_EXERCISE OBJECTIVE_: Summarize the news article below about a nutritionist's award in two sentences.

PETALING JAYA: A Malaysian nutritionist in the US has won the Outstanding Immigrant Health Professional Award for 2018.
Selangor-born Assoc Prof Dr Jayanthi Kandiah (pic), who works at Indiana’s Ball State University, received the award for her teaching and research accomplishments.
“This award recognises the contributions of a foreign-born individual who has worked in the field of health and served people of the United States of America through service, teaching or research in a given year,” said the chair of the award committee in his letter to Prof Jayanthi.
The annual award is given out by Health For All Inc, a not-for-profit corporation founded in 2001 to promote health and wellness.
Prof Jayanthi earned her first and postgraduate degrees from the University of Nebraska-Lincoln, where she completed her PhD in human nutrition.
Her research areas include paediatrics, medical nutrition therapy, complementary and alternative medicine, behavioural research, wellness and public health of target populations, and global nutrition.
She has worked in the US for three decades since starting out as an assistant professor in 1991.
She is currently the associate dean for academic affairs at Ball State University and the interim head of the Department of Nutrition and Health Science.
Prof Jayanthi, who was nominated by her peers for the award, was credited with supervising 27 full time faculty, three office staff members, and nine student research assistants this year.
She did all this while serving as the associate dean for academic affairs for College of Health at Ball State University.
She was also involved in exposing her students to realities outside of the US by conducting study trips to Asia, such as regular three-week trips for 20 undergraduate students to countries that included Malaysia.

Stored data entries:
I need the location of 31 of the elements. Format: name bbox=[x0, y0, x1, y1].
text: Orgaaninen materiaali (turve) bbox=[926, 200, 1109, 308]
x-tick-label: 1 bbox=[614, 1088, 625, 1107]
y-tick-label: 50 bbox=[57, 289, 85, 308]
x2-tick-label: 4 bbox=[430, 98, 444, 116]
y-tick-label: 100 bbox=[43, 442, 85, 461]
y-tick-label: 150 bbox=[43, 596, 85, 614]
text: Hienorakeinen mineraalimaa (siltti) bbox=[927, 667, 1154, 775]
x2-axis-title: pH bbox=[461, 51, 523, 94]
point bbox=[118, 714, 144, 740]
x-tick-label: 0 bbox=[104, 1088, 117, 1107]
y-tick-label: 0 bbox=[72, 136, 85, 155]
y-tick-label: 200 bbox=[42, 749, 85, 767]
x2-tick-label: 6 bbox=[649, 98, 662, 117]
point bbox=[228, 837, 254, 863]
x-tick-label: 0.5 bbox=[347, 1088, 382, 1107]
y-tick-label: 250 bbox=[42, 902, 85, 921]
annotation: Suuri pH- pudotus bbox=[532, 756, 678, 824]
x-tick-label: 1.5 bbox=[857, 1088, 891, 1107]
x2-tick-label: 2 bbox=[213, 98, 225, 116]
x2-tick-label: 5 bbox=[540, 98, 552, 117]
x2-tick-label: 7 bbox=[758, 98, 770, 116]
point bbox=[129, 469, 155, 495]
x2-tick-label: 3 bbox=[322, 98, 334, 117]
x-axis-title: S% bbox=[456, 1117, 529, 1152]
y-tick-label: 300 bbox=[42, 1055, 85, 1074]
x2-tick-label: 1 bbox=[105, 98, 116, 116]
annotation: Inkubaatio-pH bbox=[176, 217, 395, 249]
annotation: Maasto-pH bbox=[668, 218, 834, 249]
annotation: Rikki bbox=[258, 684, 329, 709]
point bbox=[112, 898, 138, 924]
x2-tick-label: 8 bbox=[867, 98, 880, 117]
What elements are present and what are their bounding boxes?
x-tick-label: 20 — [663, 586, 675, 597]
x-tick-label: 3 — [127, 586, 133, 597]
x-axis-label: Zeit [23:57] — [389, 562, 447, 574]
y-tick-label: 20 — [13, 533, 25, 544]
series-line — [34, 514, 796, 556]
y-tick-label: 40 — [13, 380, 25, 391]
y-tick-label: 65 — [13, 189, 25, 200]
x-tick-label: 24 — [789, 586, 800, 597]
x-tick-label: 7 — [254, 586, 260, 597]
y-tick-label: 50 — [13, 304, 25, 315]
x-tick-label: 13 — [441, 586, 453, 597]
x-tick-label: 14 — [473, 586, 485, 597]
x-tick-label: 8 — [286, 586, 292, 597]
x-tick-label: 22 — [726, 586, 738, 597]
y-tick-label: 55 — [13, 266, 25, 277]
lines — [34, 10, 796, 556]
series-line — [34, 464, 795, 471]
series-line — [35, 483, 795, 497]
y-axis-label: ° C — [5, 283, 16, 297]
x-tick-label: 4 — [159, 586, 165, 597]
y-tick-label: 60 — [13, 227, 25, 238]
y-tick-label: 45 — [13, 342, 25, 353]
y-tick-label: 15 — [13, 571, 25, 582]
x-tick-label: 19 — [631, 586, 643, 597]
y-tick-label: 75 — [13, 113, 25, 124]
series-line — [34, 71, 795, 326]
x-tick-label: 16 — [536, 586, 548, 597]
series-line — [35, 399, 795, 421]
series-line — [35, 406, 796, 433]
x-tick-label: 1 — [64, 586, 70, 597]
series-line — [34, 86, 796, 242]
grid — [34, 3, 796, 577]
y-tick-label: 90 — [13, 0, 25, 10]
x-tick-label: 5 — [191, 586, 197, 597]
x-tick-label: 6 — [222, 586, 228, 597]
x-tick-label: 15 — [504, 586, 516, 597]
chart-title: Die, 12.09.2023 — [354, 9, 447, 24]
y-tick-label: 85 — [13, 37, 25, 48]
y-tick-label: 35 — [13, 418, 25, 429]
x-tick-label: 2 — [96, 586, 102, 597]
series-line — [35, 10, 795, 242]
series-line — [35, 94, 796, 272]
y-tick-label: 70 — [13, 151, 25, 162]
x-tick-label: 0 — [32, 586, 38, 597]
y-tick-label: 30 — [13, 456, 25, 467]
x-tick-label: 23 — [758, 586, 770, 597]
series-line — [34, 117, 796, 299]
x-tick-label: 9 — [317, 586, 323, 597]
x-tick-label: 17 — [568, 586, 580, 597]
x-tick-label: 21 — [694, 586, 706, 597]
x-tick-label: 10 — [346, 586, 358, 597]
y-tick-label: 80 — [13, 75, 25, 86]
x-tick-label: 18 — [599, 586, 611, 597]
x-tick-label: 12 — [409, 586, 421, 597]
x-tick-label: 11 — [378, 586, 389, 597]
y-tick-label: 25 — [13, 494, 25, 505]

_WRITTEN ANSWER_: Selangor-born Assoc Prof Dr Jayanthi Kandiah, a Malaysian nutritionist at Indiana's Ball State University, has won the 2018 Outstanding Immigrant Health Professional Award from Health For All Inc for her teaching and research accomplishments. Nominated by her peers, she is the university's associate dean for academic affairs and interim head of the Department of Nutrition and Health Science, and she has led study trips to Asian countries, including Malaysia.